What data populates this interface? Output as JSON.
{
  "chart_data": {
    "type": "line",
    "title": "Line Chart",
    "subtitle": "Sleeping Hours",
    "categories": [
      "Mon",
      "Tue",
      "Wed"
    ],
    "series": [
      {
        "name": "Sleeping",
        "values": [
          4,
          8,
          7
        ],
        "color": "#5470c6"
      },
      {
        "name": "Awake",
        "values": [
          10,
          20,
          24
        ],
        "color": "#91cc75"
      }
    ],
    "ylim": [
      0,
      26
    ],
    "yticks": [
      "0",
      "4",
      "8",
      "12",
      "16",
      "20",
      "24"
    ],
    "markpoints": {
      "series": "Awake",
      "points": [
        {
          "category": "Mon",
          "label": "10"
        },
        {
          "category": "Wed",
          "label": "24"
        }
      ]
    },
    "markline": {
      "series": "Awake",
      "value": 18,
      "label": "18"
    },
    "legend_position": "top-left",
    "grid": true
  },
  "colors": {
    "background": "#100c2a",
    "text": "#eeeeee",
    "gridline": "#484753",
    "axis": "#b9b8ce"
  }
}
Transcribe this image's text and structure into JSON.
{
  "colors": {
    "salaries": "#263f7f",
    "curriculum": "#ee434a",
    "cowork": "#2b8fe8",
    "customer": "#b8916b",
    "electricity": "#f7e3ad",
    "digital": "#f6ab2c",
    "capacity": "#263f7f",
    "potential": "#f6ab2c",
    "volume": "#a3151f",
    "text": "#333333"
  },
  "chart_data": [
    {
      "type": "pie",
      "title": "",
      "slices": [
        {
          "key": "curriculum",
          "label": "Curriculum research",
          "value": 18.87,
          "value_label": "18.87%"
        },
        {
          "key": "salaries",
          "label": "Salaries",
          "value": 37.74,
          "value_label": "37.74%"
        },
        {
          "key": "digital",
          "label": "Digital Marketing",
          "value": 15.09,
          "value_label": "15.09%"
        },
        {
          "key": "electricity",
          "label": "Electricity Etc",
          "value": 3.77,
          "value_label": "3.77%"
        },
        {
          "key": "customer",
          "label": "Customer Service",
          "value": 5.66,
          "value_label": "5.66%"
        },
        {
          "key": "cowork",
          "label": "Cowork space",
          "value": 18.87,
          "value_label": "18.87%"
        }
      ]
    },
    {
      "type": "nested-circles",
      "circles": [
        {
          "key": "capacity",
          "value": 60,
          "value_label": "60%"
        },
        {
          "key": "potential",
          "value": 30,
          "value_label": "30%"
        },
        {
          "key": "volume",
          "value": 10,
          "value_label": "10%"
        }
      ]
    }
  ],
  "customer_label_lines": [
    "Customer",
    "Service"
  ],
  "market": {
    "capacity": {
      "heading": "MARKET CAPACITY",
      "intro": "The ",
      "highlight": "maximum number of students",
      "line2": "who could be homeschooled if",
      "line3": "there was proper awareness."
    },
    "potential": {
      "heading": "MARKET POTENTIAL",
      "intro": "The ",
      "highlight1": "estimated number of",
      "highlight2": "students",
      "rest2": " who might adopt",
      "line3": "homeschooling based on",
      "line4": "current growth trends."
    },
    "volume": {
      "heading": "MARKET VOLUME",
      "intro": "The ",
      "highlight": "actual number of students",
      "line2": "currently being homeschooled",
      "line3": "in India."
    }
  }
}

Set problem: Return the listing above in its exact form.

Reply to the task:
What data populates this interface? Output as JSON.
{
  "chart_data": {
    "type": "line",
    "title": "Line Chart",
    "subtitle": "Sleeping Hours",
    "categories": [
      "Mon",
      "Tue",
      "Wed"
    ],
    "series": [
      {
        "name": "Sleeping",
        "values": [
          4,
          8,
          7
        ],
        "color": "#5470c6"
      },
      {
        "name": "Awake",
        "values": [
          10,
          20,
          24
        ],
        "color": "#91cc75"
      }
    ],
    "ylim": [
      0,
      26
    ],
    "yticks": [
      "0",
      "4",
      "8",
      "12",
      "16",
      "20",
      "24"
    ],
    "markpoints": {
      "series": "Awake",
      "points": [
        {
          "category": "Mon",
          "label": "10"
        },
        {
          "category": "Wed",
          "label": "24"
        }
      ]
    },
    "markline": {
      "series": "Awake",
      "value": 18,
      "label": "18"
    },
    "legend_position": "top-left",
    "grid": true
  },
  "colors": {
    "background": "#100c2a",
    "text": "#eeeeee",
    "gridline": "#484753",
    "axis": "#b9b8ce"
  }
}
Transcribe this image's text and structure into JSON.
{
  "colors": {
    "salaries": "#263f7f",
    "curriculum": "#ee434a",
    "cowork": "#2b8fe8",
    "customer": "#b8916b",
    "electricity": "#f7e3ad",
    "digital": "#f6ab2c",
    "capacity": "#263f7f",
    "potential": "#f6ab2c",
    "volume": "#a3151f",
    "text": "#333333"
  },
  "chart_data": [
    {
      "type": "pie",
      "title": "",
      "slices": [
        {
          "key": "curriculum",
          "label": "Curriculum research",
          "value": 18.87,
          "value_label": "18.87%"
        },
        {
          "key": "salaries",
          "label": "Salaries",
          "value": 37.74,
          "value_label": "37.74%"
        },
        {
          "key": "digital",
          "label": "Digital Marketing",
          "value": 15.09,
          "value_label": "15.09%"
        },
        {
          "key": "electricity",
          "label": "Electricity Etc",
          "value": 3.77,
          "value_label": "3.77%"
        },
        {
          "key": "customer",
          "label": "Customer Service",
          "value": 5.66,
          "value_label": "5.66%"
        },
        {
          "key": "cowork",
          "label": "Cowork space",
          "value": 18.87,
          "value_label": "18.87%"
        }
      ]
    },
    {
      "type": "nested-circles",
      "circles": [
        {
          "key": "capacity",
          "value": 60,
          "value_label": "60%"
        },
        {
          "key": "potential",
          "value": 30,
          "value_label": "30%"
        },
        {
          "key": "volume",
          "value": 10,
          "value_label": "10%"
        }
      ]
    }
  ],
  "customer_label_lines": [
    "Customer",
    "Service"
  ],
  "market": {
    "capacity": {
      "heading": "MARKET CAPACITY",
      "intro": "The ",
      "highlight": "maximum number of students",
      "line2": "who could be homeschooled if",
      "line3": "there was proper awareness."
    },
    "potential": {
      "heading": "MARKET POTENTIAL",
      "intro": "The ",
      "highlight1": "estimated number of",
      "highlight2": "students",
      "rest2": " who might adopt",
      "line3": "homeschooling based on",
      "line4": "current growth trends."
    },
    "volume": {
      "heading": "MARKET VOLUME",
      "intro": "The ",
      "highlight": "actual number of students",
      "line2": "currently being homeschooled",
      "line3": "in India."
    }
  }
}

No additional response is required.